[Opening PASSAGE FOR REVIEW section]

George Oscar Lee, age 88, opened his book and showed me pictures of himself from his days in the Polish Army and in a displaced persons camp in Bavaria in 1945. He was born, a Jew, in Drohobycz (then Poland) on September 1, 1924. War broke out on his 15th birthday. Believing that the Germans were going to conscript men for labor camps, he and his father ran east, into Russia, where they survived for some time living in the Ural Mountains. Lee then enlisted in the Polish military attached to the Soviet forces and helped liberate Warsaw. At war’s end, he had made it to Berlin. He had no home to return to and came to the U.S. through DP Camp Foehrenwald, where he met his wife and mother of his children.

‘Rona Zinger held a copy of her book with her story, “Smuggled in Potato Sacks.” Zinger was born in the Kovno Ghetto, when such births were “verboten,” according to a German order of July 24, 1942. Rona’s mother was Ronia Rosenthal, the baby rescue activist, who found willing foster parents outside the ghetto for an unknown number of babies within the ghetto. Her father was Shmuel Rosenthal, a teacher in the ghetto, who taught in the Underground School of the Ghetto. In November 1943, the 10-month-old Zinger was drugged so that she would not cry or scream and was carried out by her foster father when he joined Jews going to work. She survived with the help of a foster mother and was re-united with her father in 1949. Her mother had perished.

[Closing PASSAGE FOR REVIEW section]
[Opening DATASET ENTRIES section]

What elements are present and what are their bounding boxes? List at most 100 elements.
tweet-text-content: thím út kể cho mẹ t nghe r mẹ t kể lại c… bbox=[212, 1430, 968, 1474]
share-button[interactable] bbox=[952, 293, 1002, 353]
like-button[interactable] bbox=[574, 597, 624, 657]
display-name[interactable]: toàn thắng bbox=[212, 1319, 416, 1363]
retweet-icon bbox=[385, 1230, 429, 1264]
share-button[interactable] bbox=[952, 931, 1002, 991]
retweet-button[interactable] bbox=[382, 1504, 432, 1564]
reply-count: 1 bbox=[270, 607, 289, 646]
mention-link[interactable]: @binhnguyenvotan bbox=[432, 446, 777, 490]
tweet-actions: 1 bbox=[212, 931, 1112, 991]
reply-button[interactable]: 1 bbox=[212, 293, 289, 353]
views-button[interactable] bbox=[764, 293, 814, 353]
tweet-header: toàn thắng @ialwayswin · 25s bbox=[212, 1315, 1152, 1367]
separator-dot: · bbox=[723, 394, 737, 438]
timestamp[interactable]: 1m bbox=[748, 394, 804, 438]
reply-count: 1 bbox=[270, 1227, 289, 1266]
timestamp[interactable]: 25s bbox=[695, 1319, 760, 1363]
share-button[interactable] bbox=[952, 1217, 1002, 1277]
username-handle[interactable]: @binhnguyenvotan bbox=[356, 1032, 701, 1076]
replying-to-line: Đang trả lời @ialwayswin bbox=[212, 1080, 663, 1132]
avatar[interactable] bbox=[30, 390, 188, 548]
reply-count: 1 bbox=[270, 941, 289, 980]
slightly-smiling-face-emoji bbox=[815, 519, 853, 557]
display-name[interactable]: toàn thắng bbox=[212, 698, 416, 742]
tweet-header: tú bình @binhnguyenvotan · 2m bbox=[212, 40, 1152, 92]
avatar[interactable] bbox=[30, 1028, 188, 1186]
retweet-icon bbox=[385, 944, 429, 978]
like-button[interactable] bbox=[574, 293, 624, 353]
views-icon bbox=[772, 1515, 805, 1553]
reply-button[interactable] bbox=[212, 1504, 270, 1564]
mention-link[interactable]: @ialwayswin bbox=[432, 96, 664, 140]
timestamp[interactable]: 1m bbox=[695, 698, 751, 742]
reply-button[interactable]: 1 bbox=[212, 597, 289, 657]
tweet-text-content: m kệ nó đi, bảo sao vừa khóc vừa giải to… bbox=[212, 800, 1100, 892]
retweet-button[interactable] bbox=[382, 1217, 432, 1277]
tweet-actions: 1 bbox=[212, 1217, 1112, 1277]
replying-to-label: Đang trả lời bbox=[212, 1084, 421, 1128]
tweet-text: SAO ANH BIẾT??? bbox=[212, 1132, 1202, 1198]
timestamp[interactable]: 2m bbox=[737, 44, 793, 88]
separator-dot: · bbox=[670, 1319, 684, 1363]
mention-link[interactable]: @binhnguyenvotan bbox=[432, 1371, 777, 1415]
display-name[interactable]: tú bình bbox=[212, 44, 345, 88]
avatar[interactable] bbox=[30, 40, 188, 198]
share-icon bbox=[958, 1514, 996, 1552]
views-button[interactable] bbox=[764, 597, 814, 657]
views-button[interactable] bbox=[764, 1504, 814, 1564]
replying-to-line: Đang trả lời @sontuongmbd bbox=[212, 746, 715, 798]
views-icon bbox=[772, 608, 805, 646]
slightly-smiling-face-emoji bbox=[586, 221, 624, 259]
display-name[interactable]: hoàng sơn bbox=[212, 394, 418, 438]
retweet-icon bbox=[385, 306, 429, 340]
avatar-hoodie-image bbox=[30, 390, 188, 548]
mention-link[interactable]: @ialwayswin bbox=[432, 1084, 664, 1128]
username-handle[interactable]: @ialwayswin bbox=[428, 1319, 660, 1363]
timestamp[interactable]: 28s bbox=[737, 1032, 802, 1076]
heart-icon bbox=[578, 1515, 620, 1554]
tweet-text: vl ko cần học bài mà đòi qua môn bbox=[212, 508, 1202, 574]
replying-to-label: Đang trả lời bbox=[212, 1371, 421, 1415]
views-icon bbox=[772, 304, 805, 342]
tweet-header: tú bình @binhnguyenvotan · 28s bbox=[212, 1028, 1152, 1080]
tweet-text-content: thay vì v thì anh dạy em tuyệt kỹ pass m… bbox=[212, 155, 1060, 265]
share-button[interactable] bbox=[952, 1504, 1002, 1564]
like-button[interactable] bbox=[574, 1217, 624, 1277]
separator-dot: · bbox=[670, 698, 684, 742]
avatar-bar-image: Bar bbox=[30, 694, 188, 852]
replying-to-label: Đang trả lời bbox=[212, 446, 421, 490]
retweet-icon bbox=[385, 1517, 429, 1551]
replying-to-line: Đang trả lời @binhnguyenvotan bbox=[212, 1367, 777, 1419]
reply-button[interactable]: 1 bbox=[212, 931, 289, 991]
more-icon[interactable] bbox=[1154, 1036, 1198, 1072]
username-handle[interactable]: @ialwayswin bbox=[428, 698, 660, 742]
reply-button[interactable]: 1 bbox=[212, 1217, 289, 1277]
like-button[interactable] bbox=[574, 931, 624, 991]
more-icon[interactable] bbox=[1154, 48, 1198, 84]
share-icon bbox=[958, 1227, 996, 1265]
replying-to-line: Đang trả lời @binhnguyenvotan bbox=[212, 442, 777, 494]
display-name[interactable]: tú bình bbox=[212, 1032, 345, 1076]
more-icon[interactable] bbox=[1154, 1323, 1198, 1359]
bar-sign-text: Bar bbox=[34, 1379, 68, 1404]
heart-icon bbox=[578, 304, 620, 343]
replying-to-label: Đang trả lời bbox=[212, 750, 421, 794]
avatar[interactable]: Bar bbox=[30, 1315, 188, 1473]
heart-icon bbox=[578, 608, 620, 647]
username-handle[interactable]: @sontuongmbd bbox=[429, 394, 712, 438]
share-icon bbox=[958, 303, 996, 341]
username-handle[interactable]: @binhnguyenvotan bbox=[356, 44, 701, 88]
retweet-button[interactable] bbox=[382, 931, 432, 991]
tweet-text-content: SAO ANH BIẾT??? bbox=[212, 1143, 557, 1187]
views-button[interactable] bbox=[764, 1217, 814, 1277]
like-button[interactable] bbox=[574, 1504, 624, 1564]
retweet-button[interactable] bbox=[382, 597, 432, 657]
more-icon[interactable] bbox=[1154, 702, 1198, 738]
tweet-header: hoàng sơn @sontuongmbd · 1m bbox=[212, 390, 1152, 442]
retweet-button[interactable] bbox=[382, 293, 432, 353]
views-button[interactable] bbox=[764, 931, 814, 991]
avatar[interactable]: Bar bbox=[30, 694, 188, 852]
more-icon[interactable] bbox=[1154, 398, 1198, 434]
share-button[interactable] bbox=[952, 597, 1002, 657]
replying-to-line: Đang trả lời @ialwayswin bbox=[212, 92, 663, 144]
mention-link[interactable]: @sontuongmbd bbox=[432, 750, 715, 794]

[Closing DATASET ENTRIES section]

*PROBLEMS TO SOLVE*:
**a)** In the survivor profiles, on what date was George Oscar Lee born?
**b)** Which people are named in the survivor profiles? List every one.

*ANSWERS BY ITEM NUMBER*:
**a)** September 1, 1924

**b)** George Oscar Lee, Rona Zinger, Ronia Rosenthal, Shmuel Rosenthal